Reproduce every entry in the listing without alteration.

EXERCISE MATERIAL:
====

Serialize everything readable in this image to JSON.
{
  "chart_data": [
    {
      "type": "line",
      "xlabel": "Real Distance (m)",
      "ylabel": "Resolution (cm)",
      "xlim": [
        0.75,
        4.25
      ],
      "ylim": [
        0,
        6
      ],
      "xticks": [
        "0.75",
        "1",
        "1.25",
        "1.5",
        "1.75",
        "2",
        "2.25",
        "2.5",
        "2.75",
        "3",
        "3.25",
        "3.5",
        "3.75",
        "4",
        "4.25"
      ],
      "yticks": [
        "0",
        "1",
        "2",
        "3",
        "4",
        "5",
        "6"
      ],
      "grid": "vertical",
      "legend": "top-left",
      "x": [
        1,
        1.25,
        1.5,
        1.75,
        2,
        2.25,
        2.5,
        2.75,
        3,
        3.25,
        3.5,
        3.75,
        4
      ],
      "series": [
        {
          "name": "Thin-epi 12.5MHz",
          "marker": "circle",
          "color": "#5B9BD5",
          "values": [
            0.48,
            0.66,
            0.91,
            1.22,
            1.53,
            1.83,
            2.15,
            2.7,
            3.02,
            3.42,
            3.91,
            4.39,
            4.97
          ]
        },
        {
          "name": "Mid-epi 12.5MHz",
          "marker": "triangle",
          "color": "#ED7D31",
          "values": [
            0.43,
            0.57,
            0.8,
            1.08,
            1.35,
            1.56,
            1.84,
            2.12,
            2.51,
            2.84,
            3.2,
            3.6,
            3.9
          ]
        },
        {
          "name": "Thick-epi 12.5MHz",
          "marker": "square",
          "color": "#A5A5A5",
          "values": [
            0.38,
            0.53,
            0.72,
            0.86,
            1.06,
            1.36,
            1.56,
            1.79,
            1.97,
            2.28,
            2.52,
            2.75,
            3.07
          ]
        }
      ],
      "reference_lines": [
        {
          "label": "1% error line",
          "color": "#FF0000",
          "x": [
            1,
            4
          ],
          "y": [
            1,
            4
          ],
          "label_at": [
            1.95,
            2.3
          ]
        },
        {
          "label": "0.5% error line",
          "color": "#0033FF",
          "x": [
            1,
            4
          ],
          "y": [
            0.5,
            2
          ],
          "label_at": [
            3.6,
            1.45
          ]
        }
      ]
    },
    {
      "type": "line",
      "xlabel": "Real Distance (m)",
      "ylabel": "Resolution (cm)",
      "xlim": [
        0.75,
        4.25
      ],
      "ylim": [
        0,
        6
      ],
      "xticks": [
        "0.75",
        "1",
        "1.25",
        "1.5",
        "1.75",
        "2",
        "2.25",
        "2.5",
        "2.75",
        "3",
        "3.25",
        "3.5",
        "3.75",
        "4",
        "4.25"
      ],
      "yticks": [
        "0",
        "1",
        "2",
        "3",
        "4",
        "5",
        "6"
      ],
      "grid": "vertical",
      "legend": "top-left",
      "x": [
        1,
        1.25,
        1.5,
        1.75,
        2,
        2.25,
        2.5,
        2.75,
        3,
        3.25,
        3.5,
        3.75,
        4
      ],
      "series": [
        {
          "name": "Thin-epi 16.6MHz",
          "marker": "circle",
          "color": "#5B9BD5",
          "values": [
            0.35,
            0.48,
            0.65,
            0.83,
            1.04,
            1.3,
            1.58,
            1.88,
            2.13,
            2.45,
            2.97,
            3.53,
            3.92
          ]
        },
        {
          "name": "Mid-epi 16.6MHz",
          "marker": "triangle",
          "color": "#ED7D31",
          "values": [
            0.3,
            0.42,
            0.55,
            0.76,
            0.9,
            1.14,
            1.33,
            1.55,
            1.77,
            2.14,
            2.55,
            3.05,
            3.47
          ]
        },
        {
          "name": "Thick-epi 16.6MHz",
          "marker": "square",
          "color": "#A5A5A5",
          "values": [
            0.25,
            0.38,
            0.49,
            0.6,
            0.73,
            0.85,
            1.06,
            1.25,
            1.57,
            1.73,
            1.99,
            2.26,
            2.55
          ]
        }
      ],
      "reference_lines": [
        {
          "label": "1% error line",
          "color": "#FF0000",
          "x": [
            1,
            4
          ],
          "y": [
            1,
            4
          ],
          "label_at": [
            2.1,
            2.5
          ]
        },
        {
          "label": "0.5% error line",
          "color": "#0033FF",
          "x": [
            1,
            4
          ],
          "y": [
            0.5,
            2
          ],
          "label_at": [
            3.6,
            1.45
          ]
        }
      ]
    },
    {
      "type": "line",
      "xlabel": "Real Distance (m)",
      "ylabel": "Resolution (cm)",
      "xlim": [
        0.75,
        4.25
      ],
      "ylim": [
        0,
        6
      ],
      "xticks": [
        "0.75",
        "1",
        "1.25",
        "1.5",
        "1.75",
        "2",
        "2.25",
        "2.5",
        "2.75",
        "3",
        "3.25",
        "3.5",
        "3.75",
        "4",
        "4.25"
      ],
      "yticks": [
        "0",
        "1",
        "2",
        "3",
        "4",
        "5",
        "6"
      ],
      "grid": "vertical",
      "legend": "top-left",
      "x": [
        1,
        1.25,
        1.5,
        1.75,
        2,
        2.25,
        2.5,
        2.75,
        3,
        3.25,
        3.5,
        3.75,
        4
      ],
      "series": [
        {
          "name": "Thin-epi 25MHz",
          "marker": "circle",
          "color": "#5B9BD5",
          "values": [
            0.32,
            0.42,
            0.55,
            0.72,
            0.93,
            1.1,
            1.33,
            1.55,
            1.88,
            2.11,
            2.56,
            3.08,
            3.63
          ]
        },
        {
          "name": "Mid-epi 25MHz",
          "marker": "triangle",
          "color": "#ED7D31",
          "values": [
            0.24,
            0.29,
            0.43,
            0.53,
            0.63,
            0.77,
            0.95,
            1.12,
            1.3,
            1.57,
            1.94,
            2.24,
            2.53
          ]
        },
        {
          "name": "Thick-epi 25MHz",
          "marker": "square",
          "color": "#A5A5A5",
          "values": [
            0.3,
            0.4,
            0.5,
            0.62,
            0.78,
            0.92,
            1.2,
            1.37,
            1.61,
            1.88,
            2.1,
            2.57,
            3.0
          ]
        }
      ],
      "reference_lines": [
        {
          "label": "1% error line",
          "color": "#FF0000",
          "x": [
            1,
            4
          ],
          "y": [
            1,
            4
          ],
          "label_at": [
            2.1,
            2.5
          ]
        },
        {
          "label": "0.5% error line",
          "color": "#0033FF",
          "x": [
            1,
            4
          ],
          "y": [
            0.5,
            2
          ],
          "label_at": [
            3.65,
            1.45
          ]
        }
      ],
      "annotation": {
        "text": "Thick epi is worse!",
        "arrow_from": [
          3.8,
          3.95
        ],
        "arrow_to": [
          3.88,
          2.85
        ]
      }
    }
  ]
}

====

CORRECT RESPONSE:
Serialize everything readable in this image to JSON.
{
  "chart_data": [
    {
      "type": "line",
      "xlabel": "Real Distance (m)",
      "ylabel": "Resolution (cm)",
      "xlim": [
        0.75,
        4.25
      ],
      "ylim": [
        0,
        6
      ],
      "xticks": [
        "0.75",
        "1",
        "1.25",
        "1.5",
        "1.75",
        "2",
        "2.25",
        "2.5",
        "2.75",
        "3",
        "3.25",
        "3.5",
        "3.75",
        "4",
        "4.25"
      ],
      "yticks": [
        "0",
        "1",
        "2",
        "3",
        "4",
        "5",
        "6"
      ],
      "grid": "vertical",
      "legend": "top-left",
      "x": [
        1,
        1.25,
        1.5,
        1.75,
        2,
        2.25,
        2.5,
        2.75,
        3,
        3.25,
        3.5,
        3.75,
        4
      ],
      "series": [
        {
          "name": "Thin-epi 12.5MHz",
          "marker": "circle",
          "color": "#5B9BD5",
          "values": [
            0.48,
            0.66,
            0.91,
            1.22,
            1.53,
            1.83,
            2.15,
            2.7,
            3.02,
            3.42,
            3.91,
            4.39,
            4.97
          ]
        },
        {
          "name": "Mid-epi 12.5MHz",
          "marker": "triangle",
          "color": "#ED7D31",
          "values": [
            0.43,
            0.57,
            0.8,
            1.08,
            1.35,
            1.56,
            1.84,
            2.12,
            2.51,
            2.84,
            3.2,
            3.6,
            3.9
          ]
        },
        {
          "name": "Thick-epi 12.5MHz",
          "marker": "square",
          "color": "#A5A5A5",
          "values": [
            0.38,
            0.53,
            0.72,
            0.86,
            1.06,
            1.36,
            1.56,
            1.79,
            1.97,
            2.28,
            2.52,
            2.75,
            3.07
          ]
        }
      ],
      "reference_lines": [
        {
          "label": "1% error line",
          "color": "#FF0000",
          "x": [
            1,
            4
          ],
          "y": [
            1,
            4
          ],
          "label_at": [
            1.95,
            2.3
          ]
        },
        {
          "label": "0.5% error line",
          "color": "#0033FF",
          "x": [
            1,
            4
          ],
          "y": [
            0.5,
            2
          ],
          "label_at": [
            3.6,
            1.45
          ]
        }
      ]
    },
    {
      "type": "line",
      "xlabel": "Real Distance (m)",
      "ylabel": "Resolution (cm)",
      "xlim": [
        0.75,
        4.25
      ],
      "ylim": [
        0,
        6
      ],
      "xticks": [
        "0.75",
        "1",
        "1.25",
        "1.5",
        "1.75",
        "2",
        "2.25",
        "2.5",
        "2.75",
        "3",
        "3.25",
        "3.5",
        "3.75",
        "4",
        "4.25"
      ],
      "yticks": [
        "0",
        "1",
        "2",
        "3",
        "4",
        "5",
        "6"
      ],
      "grid": "vertical",
      "legend": "top-left",
      "x": [
        1,
        1.25,
        1.5,
        1.75,
        2,
        2.25,
        2.5,
        2.75,
        3,
        3.25,
        3.5,
        3.75,
        4
      ],
      "series": [
        {
          "name": "Thin-epi 16.6MHz",
          "marker": "circle",
          "color": "#5B9BD5",
          "values": [
            0.35,
            0.48,
            0.65,
            0.83,
            1.04,
            1.3,
            1.58,
            1.88,
            2.13,
            2.45,
            2.97,
            3.53,
            3.92
          ]
        },
        {
          "name": "Mid-epi 16.6MHz",
          "marker": "triangle",
          "color": "#ED7D31",
          "values": [
            0.3,
            0.42,
            0.55,
            0.76,
            0.9,
            1.14,
            1.33,
            1.55,
            1.77,
            2.14,
            2.55,
            3.05,
            3.47
          ]
        },
        {
          "name": "Thick-epi 16.6MHz",
          "marker": "square",
          "color": "#A5A5A5",
          "values": [
            0.25,
            0.38,
            0.49,
            0.6,
            0.73,
            0.85,
            1.06,
            1.25,
            1.57,
            1.73,
            1.99,
            2.26,
            2.55
          ]
        }
      ],
      "reference_lines": [
        {
          "label": "1% error line",
          "color": "#FF0000",
          "x": [
            1,
            4
          ],
          "y": [
            1,
            4
          ],
          "label_at": [
            2.1,
            2.5
          ]
        },
        {
          "label": "0.5% error line",
          "color": "#0033FF",
          "x": [
            1,
            4
          ],
          "y": [
            0.5,
            2
          ],
          "label_at": [
            3.6,
            1.45
          ]
        }
      ]
    },
    {
      "type": "line",
      "xlabel": "Real Distance (m)",
      "ylabel": "Resolution (cm)",
      "xlim": [
        0.75,
        4.25
      ],
      "ylim": [
        0,
        6
      ],
      "xticks": [
        "0.75",
        "1",
        "1.25",
        "1.5",
        "1.75",
        "2",
        "2.25",
        "2.5",
        "2.75",
        "3",
        "3.25",
        "3.5",
        "3.75",
        "4",
        "4.25"
      ],
      "yticks": [
        "0",
        "1",
        "2",
        "3",
        "4",
        "5",
        "6"
      ],
      "grid": "vertical",
      "legend": "top-left",
      "x": [
        1,
        1.25,
        1.5,
        1.75,
        2,
        2.25,
        2.5,
        2.75,
        3,
        3.25,
        3.5,
        3.75,
        4
      ],
      "series": [
        {
          "name": "Thin-epi 25MHz",
          "marker": "circle",
          "color": "#5B9BD5",
          "values": [
            0.32,
            0.42,
            0.55,
            0.72,
            0.93,
            1.1,
            1.33,
            1.55,
            1.88,
            2.11,
            2.56,
            3.08,
            3.63
          ]
        },
        {
          "name": "Mid-epi 25MHz",
          "marker": "triangle",
          "color": "#ED7D31",
          "values": [
            0.24,
            0.29,
            0.43,
            0.53,
            0.63,
            0.77,
            0.95,
            1.12,
            1.3,
            1.57,
            1.94,
            2.24,
            2.53
          ]
        },
        {
          "name": "Thick-epi 25MHz",
          "marker": "square",
          "color": "#A5A5A5",
          "values": [
            0.3,
            0.4,
            0.5,
            0.62,
            0.78,
            0.92,
            1.2,
            1.37,
            1.61,
            1.88,
            2.1,
            2.57,
            3.0
          ]
        }
      ],
      "reference_lines": [
        {
          "label": "1% error line",
          "color": "#FF0000",
          "x": [
            1,
            4
          ],
          "y": [
            1,
            4
          ],
          "label_at": [
            2.1,
            2.5
          ]
        },
        {
          "label": "0.5% error line",
          "color": "#0033FF",
          "x": [
            1,
            4
          ],
          "y": [
            0.5,
            2
          ],
          "label_at": [
            3.65,
            1.45
          ]
        }
      ],
      "annotation": {
        "text": "Thick epi is worse!",
        "arrow_from": [
          3.8,
          3.95
        ],
        "arrow_to": [
          3.88,
          2.85
        ]
      }
    }
  ]
}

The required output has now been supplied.